> [INFORMATION PROVIDED]:

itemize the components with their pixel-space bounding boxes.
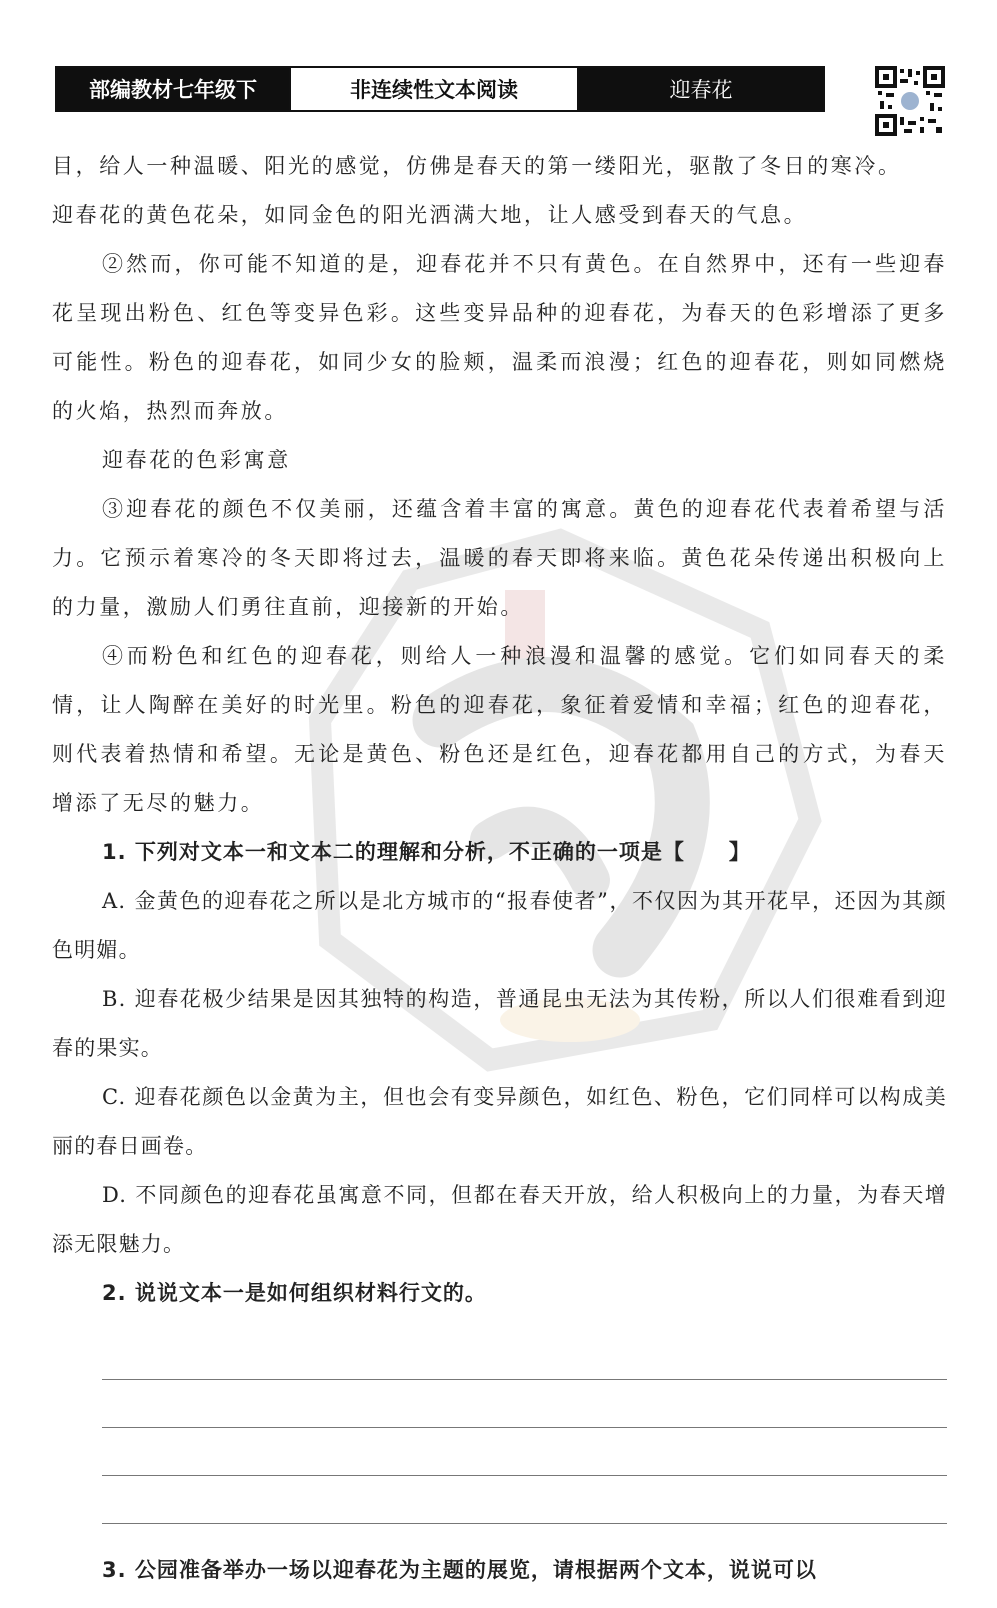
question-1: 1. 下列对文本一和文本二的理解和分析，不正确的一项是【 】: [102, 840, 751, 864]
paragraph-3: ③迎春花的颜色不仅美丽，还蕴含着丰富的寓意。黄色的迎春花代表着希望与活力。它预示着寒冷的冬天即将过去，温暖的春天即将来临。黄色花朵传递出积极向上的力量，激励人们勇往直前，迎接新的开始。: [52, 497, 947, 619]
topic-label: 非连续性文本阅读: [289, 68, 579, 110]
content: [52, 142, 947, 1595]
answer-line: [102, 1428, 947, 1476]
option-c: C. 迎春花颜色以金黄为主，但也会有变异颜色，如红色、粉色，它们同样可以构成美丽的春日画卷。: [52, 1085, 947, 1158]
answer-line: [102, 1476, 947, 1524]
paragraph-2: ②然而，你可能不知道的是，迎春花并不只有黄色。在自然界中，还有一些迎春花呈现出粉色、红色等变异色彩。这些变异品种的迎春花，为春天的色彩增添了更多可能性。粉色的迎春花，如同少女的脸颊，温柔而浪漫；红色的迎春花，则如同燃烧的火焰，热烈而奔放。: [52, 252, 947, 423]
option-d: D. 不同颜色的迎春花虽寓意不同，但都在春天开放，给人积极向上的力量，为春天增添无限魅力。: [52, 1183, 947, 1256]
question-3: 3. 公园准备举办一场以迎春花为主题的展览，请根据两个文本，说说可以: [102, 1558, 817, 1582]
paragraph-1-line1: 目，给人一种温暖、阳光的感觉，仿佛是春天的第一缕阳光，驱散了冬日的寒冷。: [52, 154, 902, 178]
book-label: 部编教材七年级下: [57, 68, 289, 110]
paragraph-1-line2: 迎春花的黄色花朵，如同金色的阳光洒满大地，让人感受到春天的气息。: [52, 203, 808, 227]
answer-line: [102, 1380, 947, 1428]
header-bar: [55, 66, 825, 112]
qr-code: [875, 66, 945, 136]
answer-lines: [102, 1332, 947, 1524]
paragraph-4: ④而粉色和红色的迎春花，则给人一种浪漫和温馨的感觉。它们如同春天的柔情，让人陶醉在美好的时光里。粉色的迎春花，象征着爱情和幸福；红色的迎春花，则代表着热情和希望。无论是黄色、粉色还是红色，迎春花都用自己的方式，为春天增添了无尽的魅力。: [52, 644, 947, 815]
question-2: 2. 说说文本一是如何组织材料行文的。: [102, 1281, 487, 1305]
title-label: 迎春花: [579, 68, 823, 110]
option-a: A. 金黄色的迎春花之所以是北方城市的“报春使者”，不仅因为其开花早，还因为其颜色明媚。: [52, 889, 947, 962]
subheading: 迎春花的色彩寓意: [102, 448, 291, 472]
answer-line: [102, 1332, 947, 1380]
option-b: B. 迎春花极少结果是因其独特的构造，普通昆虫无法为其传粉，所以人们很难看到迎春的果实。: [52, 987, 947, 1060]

* * *

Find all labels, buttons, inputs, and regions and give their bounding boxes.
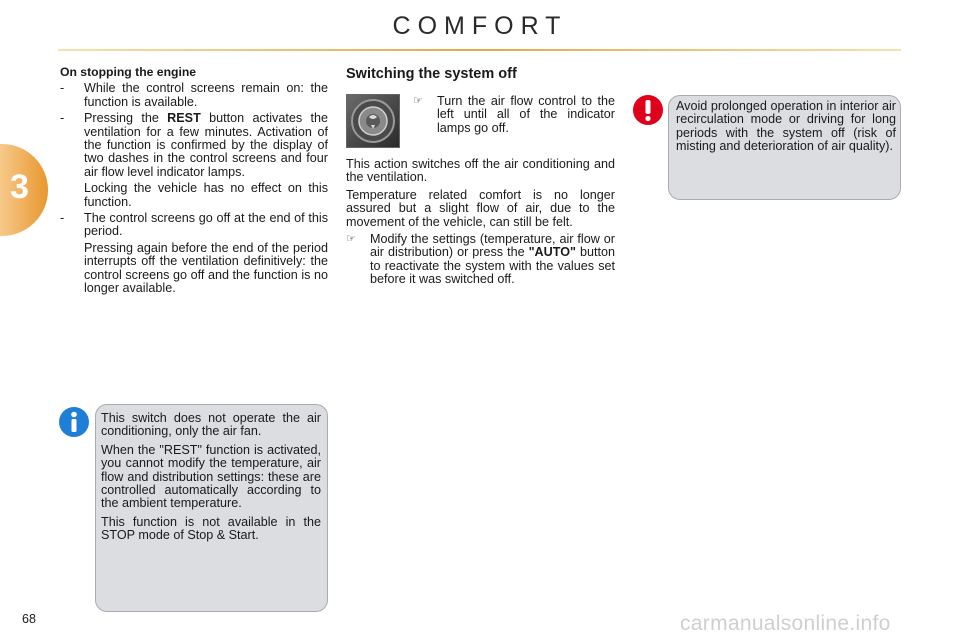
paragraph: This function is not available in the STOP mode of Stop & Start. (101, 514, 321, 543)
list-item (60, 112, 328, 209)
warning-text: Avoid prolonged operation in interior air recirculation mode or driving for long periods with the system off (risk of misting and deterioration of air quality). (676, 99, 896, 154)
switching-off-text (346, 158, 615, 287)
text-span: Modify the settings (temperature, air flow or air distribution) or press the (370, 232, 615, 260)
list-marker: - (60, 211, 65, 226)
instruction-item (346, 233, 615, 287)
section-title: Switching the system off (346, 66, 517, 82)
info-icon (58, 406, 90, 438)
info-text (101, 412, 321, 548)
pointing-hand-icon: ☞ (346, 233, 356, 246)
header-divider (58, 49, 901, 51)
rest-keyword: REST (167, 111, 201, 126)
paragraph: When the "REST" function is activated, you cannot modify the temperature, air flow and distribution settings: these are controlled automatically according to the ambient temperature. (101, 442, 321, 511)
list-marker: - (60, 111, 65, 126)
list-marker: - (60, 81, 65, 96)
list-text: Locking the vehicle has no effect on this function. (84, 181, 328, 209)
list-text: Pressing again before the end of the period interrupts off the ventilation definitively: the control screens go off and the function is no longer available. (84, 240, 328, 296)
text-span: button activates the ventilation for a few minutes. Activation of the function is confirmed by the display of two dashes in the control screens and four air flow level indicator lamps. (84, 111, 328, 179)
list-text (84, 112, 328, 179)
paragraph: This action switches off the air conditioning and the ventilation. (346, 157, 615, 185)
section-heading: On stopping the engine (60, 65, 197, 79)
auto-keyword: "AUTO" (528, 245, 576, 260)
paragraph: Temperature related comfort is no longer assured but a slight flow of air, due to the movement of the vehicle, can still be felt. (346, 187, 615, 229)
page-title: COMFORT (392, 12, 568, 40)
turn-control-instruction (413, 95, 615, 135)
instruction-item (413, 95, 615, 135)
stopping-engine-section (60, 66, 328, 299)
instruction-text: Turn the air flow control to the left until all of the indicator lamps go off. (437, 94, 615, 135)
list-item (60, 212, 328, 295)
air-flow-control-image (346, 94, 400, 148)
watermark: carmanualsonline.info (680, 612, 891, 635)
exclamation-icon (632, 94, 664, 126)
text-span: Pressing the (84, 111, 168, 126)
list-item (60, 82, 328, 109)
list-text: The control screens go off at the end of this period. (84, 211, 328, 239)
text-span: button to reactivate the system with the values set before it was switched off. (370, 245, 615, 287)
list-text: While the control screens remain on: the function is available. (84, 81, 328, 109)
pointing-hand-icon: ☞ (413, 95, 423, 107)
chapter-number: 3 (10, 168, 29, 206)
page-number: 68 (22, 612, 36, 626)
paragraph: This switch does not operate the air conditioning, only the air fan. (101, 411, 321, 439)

> [INSTRUCTION]:
Can you give the data from the line containing "question-1: 1. 下列对文本一和文本二的理解和分析，不正确的一项是【" through the line containing "answer-lines: [102, 1332, 947, 1524]", both included, substituting "banner" for "header-bar" and leaving everything else unchanged?

> [TASK RESPONSE]:
question-1: 1. 下列对文本一和文本二的理解和分析，不正确的一项是【 】: [102, 840, 751, 864]
paragraph-3: ③迎春花的颜色不仅美丽，还蕴含着丰富的寓意。黄色的迎春花代表着希望与活力。它预示着寒冷的冬天即将过去，温暖的春天即将来临。黄色花朵传递出积极向上的力量，激励人们勇往直前，迎接新的开始。: [52, 497, 947, 619]
topic-label: 非连续性文本阅读: [289, 68, 579, 110]
content: [52, 142, 947, 1595]
answer-line: [102, 1428, 947, 1476]
option-c: C. 迎春花颜色以金黄为主，但也会有变异颜色，如红色、粉色，它们同样可以构成美丽的春日画卷。: [52, 1085, 947, 1158]
answer-line: [102, 1476, 947, 1524]
paragraph-2: ②然而，你可能不知道的是，迎春花并不只有黄色。在自然界中，还有一些迎春花呈现出粉色、红色等变异色彩。这些变异品种的迎春花，为春天的色彩增添了更多可能性。粉色的迎春花，如同少女的脸颊，温柔而浪漫；红色的迎春花，则如同燃烧的火焰，热烈而奔放。: [52, 252, 947, 423]
option-d: D. 不同颜色的迎春花虽寓意不同，但都在春天开放，给人积极向上的力量，为春天增添无限魅力。: [52, 1183, 947, 1256]
question-3: 3. 公园准备举办一场以迎春花为主题的展览，请根据两个文本，说说可以: [102, 1558, 817, 1582]
paragraph-1-line1: 目，给人一种温暖、阳光的感觉，仿佛是春天的第一缕阳光，驱散了冬日的寒冷。: [52, 154, 902, 178]
book-label: 部编教材七年级下: [57, 68, 289, 110]
paragraph-1-line2: 迎春花的黄色花朵，如同金色的阳光洒满大地，让人感受到春天的气息。: [52, 203, 808, 227]
answer-line: [102, 1380, 947, 1428]
banner: [55, 66, 825, 112]
qr-code: [875, 66, 945, 136]
answer-lines: [102, 1332, 947, 1524]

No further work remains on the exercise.